**STORED RECORDS**:
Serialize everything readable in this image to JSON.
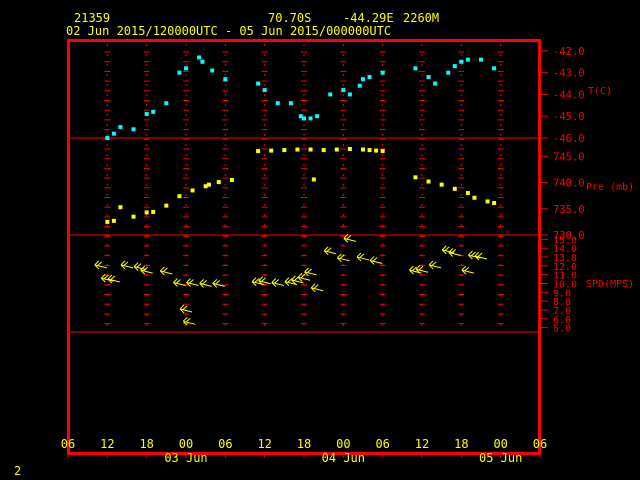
{
  "header": {
    "station": "21359",
    "lat": "70.70S",
    "lon": "-44.29E",
    "elev": "2260M",
    "period": "02 Jun 2015/120000UTC - 05 Jun 2015/000000UTC"
  },
  "page_number": "2",
  "colors": {
    "frame": "#ff0000",
    "ticks": "#ff0000",
    "text": "#ffff00",
    "temp": "#00ffff",
    "pres": "#ffff00",
    "wind": "#ffff00"
  },
  "chart_data": {
    "type": "scatter",
    "x_axis": {
      "start": "2015-06-02 06UTC",
      "end": "2015-06-05 06UTC",
      "unit": "hours",
      "tick_labels": [
        "06",
        "12",
        "18",
        "00",
        "06",
        "12",
        "18",
        "00",
        "06",
        "12",
        "18",
        "00",
        "06"
      ],
      "day_labels": [
        {
          "label": "03 Jun",
          "at": "2015-06-03 00UTC"
        },
        {
          "label": "04 Jun",
          "at": "2015-06-04 00UTC"
        },
        {
          "label": "05 Jun",
          "at": "2015-06-05 00UTC"
        }
      ]
    },
    "panels": [
      {
        "name": "temperature",
        "ylabel": "T(C)",
        "ylim": [
          -46,
          -41.5
        ],
        "yticks": [
          -42,
          -43,
          -44,
          -45,
          -46
        ],
        "ytick_labels": [
          "-42.0",
          "-43.0",
          "-44.0",
          "-45.0",
          "-46.0"
        ],
        "color": "#00ffff",
        "x": [
          "2015-06-02 12:00",
          "2015-06-02 13:00",
          "2015-06-02 14:00",
          "2015-06-02 16:00",
          "2015-06-02 18:00",
          "2015-06-02 19:00",
          "2015-06-02 21:00",
          "2015-06-02 23:00",
          "2015-06-03 00:00",
          "2015-06-03 02:00",
          "2015-06-03 02:30",
          "2015-06-03 04:00",
          "2015-06-03 06:00",
          "2015-06-03 11:00",
          "2015-06-03 12:00",
          "2015-06-03 14:00",
          "2015-06-03 16:00",
          "2015-06-03 17:30",
          "2015-06-03 18:00",
          "2015-06-03 19:00",
          "2015-06-03 20:00",
          "2015-06-03 22:00",
          "2015-06-04 00:00",
          "2015-06-04 01:00",
          "2015-06-04 02:30",
          "2015-06-04 03:00",
          "2015-06-04 04:00",
          "2015-06-04 06:00",
          "2015-06-04 11:00",
          "2015-06-04 13:00",
          "2015-06-04 14:00",
          "2015-06-04 16:00",
          "2015-06-04 17:00",
          "2015-06-04 18:00",
          "2015-06-04 19:00",
          "2015-06-04 21:00",
          "2015-06-04 23:00"
        ],
        "values": [
          -46.0,
          -45.8,
          -45.5,
          -45.6,
          -44.9,
          -44.8,
          -44.4,
          -43.0,
          -42.8,
          -42.3,
          -42.5,
          -42.9,
          -43.3,
          -43.5,
          -43.8,
          -44.4,
          -44.4,
          -45.0,
          -45.1,
          -45.1,
          -45.0,
          -44.0,
          -43.8,
          -44.0,
          -43.6,
          -43.3,
          -43.2,
          -43.0,
          -42.8,
          -43.2,
          -43.5,
          -43.0,
          -42.7,
          -42.5,
          -42.4,
          -42.4,
          -42.8
        ]
      },
      {
        "name": "pressure",
        "ylabel": "Pre (mb)",
        "ylim": [
          730,
          748.5
        ],
        "yticks": [
          745,
          740,
          735,
          730
        ],
        "ytick_labels": [
          "745.0",
          "740.0",
          "735.0",
          "730.0"
        ],
        "color": "#ffff00",
        "x": [
          "2015-06-02 12:00",
          "2015-06-02 13:00",
          "2015-06-02 14:00",
          "2015-06-02 16:00",
          "2015-06-02 18:00",
          "2015-06-02 19:00",
          "2015-06-02 21:00",
          "2015-06-02 23:00",
          "2015-06-03 01:00",
          "2015-06-03 03:00",
          "2015-06-03 03:30",
          "2015-06-03 05:00",
          "2015-06-03 07:00",
          "2015-06-03 11:00",
          "2015-06-03 13:00",
          "2015-06-03 15:00",
          "2015-06-03 17:00",
          "2015-06-03 19:00",
          "2015-06-03 19:30",
          "2015-06-03 21:00",
          "2015-06-03 23:00",
          "2015-06-04 01:00",
          "2015-06-04 03:00",
          "2015-06-04 04:00",
          "2015-06-04 05:00",
          "2015-06-04 06:00",
          "2015-06-04 11:00",
          "2015-06-04 13:00",
          "2015-06-04 15:00",
          "2015-06-04 17:00",
          "2015-06-04 19:00",
          "2015-06-04 20:00",
          "2015-06-04 22:00",
          "2015-06-04 23:00"
        ],
        "values": [
          732.5,
          732.7,
          735.3,
          733.5,
          734.3,
          734.4,
          735.6,
          737.4,
          738.5,
          739.3,
          739.6,
          740.1,
          740.5,
          746.0,
          746.1,
          746.2,
          746.3,
          746.3,
          740.6,
          746.2,
          746.3,
          746.4,
          746.3,
          746.2,
          746.1,
          746.0,
          741.0,
          740.2,
          739.6,
          738.8,
          738.0,
          737.1,
          736.4,
          736.1
        ]
      },
      {
        "name": "wind",
        "ylabel": "SPD(MPS)",
        "ylim": [
          4.5,
          15.5
        ],
        "yticks": [
          15,
          14,
          13,
          12,
          11,
          10,
          9,
          8,
          7,
          6,
          5
        ],
        "ytick_labels": [
          "15.0",
          "14.0",
          "13.0",
          "12.0",
          "11.0",
          "10.0",
          "9.0",
          "8.0",
          "7.0",
          "6.0",
          "5.0"
        ],
        "color": "#ffff00",
        "x": [
          "2015-06-02 11:00",
          "2015-06-02 12:00",
          "2015-06-02 13:00",
          "2015-06-02 15:00",
          "2015-06-02 17:00",
          "2015-06-02 18:00",
          "2015-06-02 21:00",
          "2015-06-02 23:00",
          "2015-06-03 00:00",
          "2015-06-03 00:30",
          "2015-06-03 01:00",
          "2015-06-03 03:00",
          "2015-06-03 05:00",
          "2015-06-03 11:00",
          "2015-06-03 12:00",
          "2015-06-03 14:00",
          "2015-06-03 16:00",
          "2015-06-03 17:00",
          "2015-06-03 18:00",
          "2015-06-03 19:00",
          "2015-06-03 20:00",
          "2015-06-03 22:00",
          "2015-06-04 00:00",
          "2015-06-04 01:00",
          "2015-06-04 03:00",
          "2015-06-04 05:00",
          "2015-06-04 11:00",
          "2015-06-04 12:00",
          "2015-06-04 14:00",
          "2015-06-04 16:00",
          "2015-06-04 17:00",
          "2015-06-04 19:00",
          "2015-06-04 20:00",
          "2015-06-04 21:00"
        ],
        "values": [
          12.0,
          10.5,
          10.4,
          12.0,
          11.8,
          11.4,
          11.3,
          10.0,
          7.0,
          5.6,
          10.0,
          9.9,
          9.9,
          10.1,
          10.2,
          10.0,
          10.1,
          10.3,
          10.6,
          11.2,
          9.4,
          13.6,
          12.8,
          15.0,
          12.9,
          12.5,
          11.4,
          11.5,
          12.0,
          13.7,
          13.4,
          11.4,
          13.1,
          13.0
        ]
      }
    ]
  }
}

**DIRECTIONS**: Copy out every line from the records that has the word "name".

**THE ANSWER**:
        "name": "temperature",
        "name": "pressure",
        "name": "wind",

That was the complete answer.